WRITTEN EXERCISE
Please output the lines shown below exactly as they appear.

RECORDS FOR THE EXERCISE
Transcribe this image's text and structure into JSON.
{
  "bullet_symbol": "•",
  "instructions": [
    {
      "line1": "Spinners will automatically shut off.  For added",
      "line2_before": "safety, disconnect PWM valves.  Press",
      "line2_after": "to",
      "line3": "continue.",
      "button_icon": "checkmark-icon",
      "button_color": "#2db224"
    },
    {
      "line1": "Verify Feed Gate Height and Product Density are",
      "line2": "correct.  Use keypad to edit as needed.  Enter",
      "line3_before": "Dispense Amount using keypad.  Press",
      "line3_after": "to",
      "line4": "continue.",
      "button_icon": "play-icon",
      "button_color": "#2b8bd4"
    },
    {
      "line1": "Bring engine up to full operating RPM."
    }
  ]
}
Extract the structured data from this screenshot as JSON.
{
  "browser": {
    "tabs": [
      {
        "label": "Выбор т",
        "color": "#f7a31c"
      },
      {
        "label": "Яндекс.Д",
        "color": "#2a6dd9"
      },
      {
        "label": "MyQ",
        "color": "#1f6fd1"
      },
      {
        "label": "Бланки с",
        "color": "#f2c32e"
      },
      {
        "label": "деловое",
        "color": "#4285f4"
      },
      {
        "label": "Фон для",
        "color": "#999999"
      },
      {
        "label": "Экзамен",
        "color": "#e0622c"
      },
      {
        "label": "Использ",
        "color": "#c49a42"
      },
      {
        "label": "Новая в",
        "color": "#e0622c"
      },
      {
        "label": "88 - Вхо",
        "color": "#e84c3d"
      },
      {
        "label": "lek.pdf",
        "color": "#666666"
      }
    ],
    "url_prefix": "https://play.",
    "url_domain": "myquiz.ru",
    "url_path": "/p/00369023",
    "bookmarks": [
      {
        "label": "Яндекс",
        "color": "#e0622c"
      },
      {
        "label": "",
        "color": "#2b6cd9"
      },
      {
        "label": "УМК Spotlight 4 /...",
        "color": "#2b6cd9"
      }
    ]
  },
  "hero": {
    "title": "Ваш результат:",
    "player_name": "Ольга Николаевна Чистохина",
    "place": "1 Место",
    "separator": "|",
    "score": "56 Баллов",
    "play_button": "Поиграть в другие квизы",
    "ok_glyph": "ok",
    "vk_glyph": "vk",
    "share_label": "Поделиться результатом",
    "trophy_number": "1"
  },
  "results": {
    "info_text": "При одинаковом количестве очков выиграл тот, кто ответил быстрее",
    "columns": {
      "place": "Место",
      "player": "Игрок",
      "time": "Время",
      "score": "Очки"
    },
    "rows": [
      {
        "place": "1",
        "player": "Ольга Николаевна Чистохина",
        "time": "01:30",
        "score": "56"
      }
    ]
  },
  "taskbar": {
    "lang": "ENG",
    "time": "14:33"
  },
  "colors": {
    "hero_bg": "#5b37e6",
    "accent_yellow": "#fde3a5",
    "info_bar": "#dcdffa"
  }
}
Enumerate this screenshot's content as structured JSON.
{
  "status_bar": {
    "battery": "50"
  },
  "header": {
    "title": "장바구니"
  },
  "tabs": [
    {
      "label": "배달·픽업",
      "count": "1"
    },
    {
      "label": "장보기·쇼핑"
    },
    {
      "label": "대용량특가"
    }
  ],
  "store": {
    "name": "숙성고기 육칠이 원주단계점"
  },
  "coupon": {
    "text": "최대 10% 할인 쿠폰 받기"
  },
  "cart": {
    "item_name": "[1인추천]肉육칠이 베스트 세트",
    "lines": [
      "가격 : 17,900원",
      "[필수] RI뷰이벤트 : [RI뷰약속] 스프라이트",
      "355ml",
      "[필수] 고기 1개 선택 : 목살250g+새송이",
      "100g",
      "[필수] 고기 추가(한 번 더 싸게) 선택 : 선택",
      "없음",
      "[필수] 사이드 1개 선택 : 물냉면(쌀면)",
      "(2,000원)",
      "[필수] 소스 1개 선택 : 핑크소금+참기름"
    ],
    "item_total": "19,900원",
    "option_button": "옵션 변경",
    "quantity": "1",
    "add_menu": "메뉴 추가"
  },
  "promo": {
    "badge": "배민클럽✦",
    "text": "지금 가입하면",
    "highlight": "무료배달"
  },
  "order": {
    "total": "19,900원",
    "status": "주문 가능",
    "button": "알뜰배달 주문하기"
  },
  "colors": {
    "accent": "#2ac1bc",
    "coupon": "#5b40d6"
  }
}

EXERCISE RESPONSE
Transcribe this image's text and structure into JSON.
{
  "bullet_symbol": "•",
  "instructions": [
    {
      "line1": "Spinners will automatically shut off.  For added",
      "line2_before": "safety, disconnect PWM valves.  Press",
      "line2_after": "to",
      "line3": "continue.",
      "button_icon": "checkmark-icon",
      "button_color": "#2db224"
    },
    {
      "line1": "Verify Feed Gate Height and Product Density are",
      "line2": "correct.  Use keypad to edit as needed.  Enter",
      "line3_before": "Dispense Amount using keypad.  Press",
      "line3_after": "to",
      "line4": "continue.",
      "button_icon": "play-icon",
      "button_color": "#2b8bd4"
    },
    {
      "line1": "Bring engine up to full operating RPM."
    }
  ]
}
Extract the structured data from this screenshot as JSON.
{
  "browser": {
    "tabs": [
      {
        "label": "Выбор т",
        "color": "#f7a31c"
      },
      {
        "label": "Яндекс.Д",
        "color": "#2a6dd9"
      },
      {
        "label": "MyQ",
        "color": "#1f6fd1"
      },
      {
        "label": "Бланки с",
        "color": "#f2c32e"
      },
      {
        "label": "деловое",
        "color": "#4285f4"
      },
      {
        "label": "Фон для",
        "color": "#999999"
      },
      {
        "label": "Экзамен",
        "color": "#e0622c"
      },
      {
        "label": "Использ",
        "color": "#c49a42"
      },
      {
        "label": "Новая в",
        "color": "#e0622c"
      },
      {
        "label": "88 - Вхо",
        "color": "#e84c3d"
      },
      {
        "label": "lek.pdf",
        "color": "#666666"
      }
    ],
    "url_prefix": "https://play.",
    "url_domain": "myquiz.ru",
    "url_path": "/p/00369023",
    "bookmarks": [
      {
        "label": "Яндекс",
        "color": "#e0622c"
      },
      {
        "label": "",
        "color": "#2b6cd9"
      },
      {
        "label": "УМК Spotlight 4 /...",
        "color": "#2b6cd9"
      }
    ]
  },
  "hero": {
    "title": "Ваш результат:",
    "player_name": "Ольга Николаевна Чистохина",
    "place": "1 Место",
    "separator": "|",
    "score": "56 Баллов",
    "play_button": "Поиграть в другие квизы",
    "ok_glyph": "ok",
    "vk_glyph": "vk",
    "share_label": "Поделиться результатом",
    "trophy_number": "1"
  },
  "results": {
    "info_text": "При одинаковом количестве очков выиграл тот, кто ответил быстрее",
    "columns": {
      "place": "Место",
      "player": "Игрок",
      "time": "Время",
      "score": "Очки"
    },
    "rows": [
      {
        "place": "1",
        "player": "Ольга Николаевна Чистохина",
        "time": "01:30",
        "score": "56"
      }
    ]
  },
  "taskbar": {
    "lang": "ENG",
    "time": "14:33"
  },
  "colors": {
    "hero_bg": "#5b37e6",
    "accent_yellow": "#fde3a5",
    "info_bar": "#dcdffa"
  }
}
Enumerate this screenshot's content as structured JSON.
{
  "status_bar": {
    "battery": "50"
  },
  "header": {
    "title": "장바구니"
  },
  "tabs": [
    {
      "label": "배달·픽업",
      "count": "1"
    },
    {
      "label": "장보기·쇼핑"
    },
    {
      "label": "대용량특가"
    }
  ],
  "store": {
    "name": "숙성고기 육칠이 원주단계점"
  },
  "coupon": {
    "text": "최대 10% 할인 쿠폰 받기"
  },
  "cart": {
    "item_name": "[1인추천]肉육칠이 베스트 세트",
    "lines": [
      "가격 : 17,900원",
      "[필수] RI뷰이벤트 : [RI뷰약속] 스프라이트",
      "355ml",
      "[필수] 고기 1개 선택 : 목살250g+새송이",
      "100g",
      "[필수] 고기 추가(한 번 더 싸게) 선택 : 선택",
      "없음",
      "[필수] 사이드 1개 선택 : 물냉면(쌀면)",
      "(2,000원)",
      "[필수] 소스 1개 선택 : 핑크소금+참기름"
    ],
    "item_total": "19,900원",
    "option_button": "옵션 변경",
    "quantity": "1",
    "add_menu": "메뉴 추가"
  },
  "promo": {
    "badge": "배민클럽✦",
    "text": "지금 가입하면",
    "highlight": "무료배달"
  },
  "order": {
    "total": "19,900원",
    "status": "주문 가능",
    "button": "알뜰배달 주문하기"
  },
  "colors": {
    "accent": "#2ac1bc",
    "coupon": "#5b40d6"
  }
}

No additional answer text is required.